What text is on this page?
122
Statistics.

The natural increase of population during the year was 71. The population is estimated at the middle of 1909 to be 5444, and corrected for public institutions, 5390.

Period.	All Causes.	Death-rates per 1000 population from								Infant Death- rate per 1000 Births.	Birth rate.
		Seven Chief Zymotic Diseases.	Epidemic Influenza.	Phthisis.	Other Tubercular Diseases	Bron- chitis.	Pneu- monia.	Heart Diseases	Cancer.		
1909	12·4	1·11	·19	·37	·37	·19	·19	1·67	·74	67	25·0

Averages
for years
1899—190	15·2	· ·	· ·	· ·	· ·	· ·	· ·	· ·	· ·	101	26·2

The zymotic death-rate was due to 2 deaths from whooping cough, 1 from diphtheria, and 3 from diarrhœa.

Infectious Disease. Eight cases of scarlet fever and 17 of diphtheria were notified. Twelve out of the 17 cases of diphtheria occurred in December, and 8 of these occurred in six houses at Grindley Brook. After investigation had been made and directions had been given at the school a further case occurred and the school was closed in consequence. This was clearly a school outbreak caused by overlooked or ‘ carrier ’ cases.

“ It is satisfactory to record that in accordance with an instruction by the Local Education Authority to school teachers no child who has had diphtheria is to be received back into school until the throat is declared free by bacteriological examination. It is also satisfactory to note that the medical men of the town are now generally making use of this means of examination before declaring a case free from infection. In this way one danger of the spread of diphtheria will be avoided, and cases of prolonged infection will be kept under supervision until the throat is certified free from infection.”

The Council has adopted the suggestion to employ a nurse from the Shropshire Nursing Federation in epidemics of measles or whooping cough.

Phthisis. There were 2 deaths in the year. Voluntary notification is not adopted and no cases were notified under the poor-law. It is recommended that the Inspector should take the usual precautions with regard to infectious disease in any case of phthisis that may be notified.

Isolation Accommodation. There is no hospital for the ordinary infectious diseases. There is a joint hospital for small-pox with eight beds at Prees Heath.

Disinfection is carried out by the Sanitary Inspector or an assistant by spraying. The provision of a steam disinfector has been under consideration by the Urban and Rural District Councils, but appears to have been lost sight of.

☆ ☆ ☆

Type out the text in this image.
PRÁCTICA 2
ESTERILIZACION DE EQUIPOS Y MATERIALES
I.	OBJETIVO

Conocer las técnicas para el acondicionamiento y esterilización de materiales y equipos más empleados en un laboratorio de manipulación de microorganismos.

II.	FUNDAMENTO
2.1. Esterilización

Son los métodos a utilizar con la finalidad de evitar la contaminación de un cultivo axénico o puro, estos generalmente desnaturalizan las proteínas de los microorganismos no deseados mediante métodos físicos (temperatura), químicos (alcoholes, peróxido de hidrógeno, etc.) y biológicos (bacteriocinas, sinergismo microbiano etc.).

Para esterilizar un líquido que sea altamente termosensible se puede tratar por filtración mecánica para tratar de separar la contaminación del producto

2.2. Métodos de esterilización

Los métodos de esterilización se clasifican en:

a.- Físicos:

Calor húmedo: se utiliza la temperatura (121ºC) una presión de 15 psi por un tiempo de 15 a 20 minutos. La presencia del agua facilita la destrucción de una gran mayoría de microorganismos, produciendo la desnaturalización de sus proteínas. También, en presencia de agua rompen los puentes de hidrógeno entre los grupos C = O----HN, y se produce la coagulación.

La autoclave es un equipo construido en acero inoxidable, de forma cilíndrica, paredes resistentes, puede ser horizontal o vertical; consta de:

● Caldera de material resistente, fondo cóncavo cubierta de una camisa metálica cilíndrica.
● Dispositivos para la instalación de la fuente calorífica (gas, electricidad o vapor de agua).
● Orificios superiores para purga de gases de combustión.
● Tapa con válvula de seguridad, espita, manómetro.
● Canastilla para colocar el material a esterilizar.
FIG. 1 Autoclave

☆ ☆ ☆

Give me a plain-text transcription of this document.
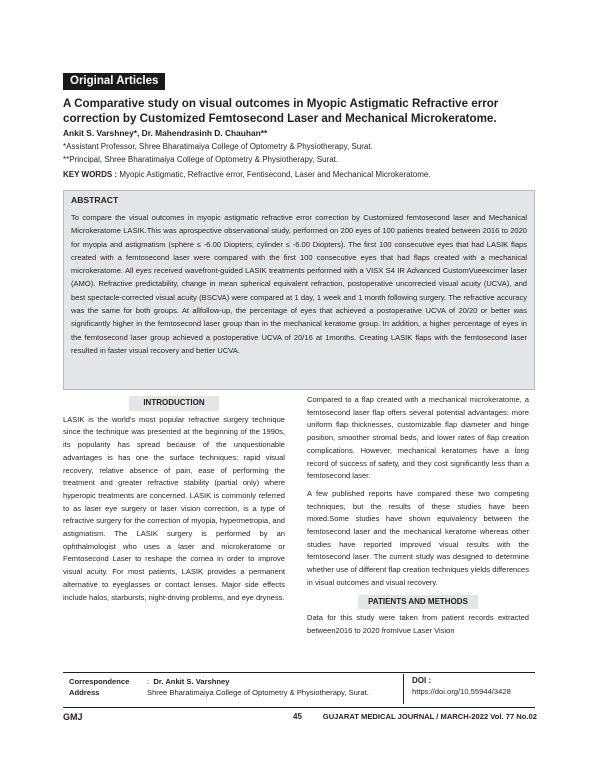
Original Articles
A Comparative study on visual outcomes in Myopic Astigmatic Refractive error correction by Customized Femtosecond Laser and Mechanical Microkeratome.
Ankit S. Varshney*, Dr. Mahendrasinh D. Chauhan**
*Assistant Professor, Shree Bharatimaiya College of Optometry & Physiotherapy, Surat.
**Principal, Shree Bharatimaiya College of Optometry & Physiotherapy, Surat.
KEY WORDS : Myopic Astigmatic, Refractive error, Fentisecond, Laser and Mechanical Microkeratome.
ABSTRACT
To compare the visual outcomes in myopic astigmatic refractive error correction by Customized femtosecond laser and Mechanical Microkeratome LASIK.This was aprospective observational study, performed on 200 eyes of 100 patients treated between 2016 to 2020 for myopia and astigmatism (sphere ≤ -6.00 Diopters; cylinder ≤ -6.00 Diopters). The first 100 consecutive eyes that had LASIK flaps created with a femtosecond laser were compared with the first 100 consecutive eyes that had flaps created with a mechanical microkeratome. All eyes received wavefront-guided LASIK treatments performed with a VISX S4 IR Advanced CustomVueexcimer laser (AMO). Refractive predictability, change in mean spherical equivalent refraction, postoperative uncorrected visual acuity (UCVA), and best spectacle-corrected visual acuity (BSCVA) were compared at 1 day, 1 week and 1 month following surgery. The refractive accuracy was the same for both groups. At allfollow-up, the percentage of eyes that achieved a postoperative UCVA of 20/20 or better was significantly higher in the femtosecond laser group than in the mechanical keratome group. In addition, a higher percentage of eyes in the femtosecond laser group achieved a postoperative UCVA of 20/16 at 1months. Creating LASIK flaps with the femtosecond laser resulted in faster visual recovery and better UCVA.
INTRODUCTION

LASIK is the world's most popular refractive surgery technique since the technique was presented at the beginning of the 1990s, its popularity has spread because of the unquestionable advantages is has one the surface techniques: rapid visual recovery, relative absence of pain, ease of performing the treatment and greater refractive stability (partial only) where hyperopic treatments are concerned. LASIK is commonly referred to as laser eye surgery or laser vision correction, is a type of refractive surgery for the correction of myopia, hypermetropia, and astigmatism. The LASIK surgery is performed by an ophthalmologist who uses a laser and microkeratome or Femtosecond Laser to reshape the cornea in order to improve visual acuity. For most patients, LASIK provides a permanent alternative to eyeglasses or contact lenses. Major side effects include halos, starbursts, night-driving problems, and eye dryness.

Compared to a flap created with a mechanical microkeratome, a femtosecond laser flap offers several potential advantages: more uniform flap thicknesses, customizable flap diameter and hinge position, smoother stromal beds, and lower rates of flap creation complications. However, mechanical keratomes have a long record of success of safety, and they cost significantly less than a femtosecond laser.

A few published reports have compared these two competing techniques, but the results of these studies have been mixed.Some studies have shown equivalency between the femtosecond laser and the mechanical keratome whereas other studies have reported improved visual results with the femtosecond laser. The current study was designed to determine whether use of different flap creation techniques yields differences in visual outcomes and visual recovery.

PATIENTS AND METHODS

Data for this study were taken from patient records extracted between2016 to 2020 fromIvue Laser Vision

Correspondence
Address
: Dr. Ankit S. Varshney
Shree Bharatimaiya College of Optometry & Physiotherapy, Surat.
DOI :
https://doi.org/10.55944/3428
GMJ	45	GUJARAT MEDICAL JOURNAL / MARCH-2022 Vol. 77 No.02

☆ ☆ ☆

Task goal:
Your answer should be one number, the count of lines in the records that contain the string "school".

Exercise solution:
2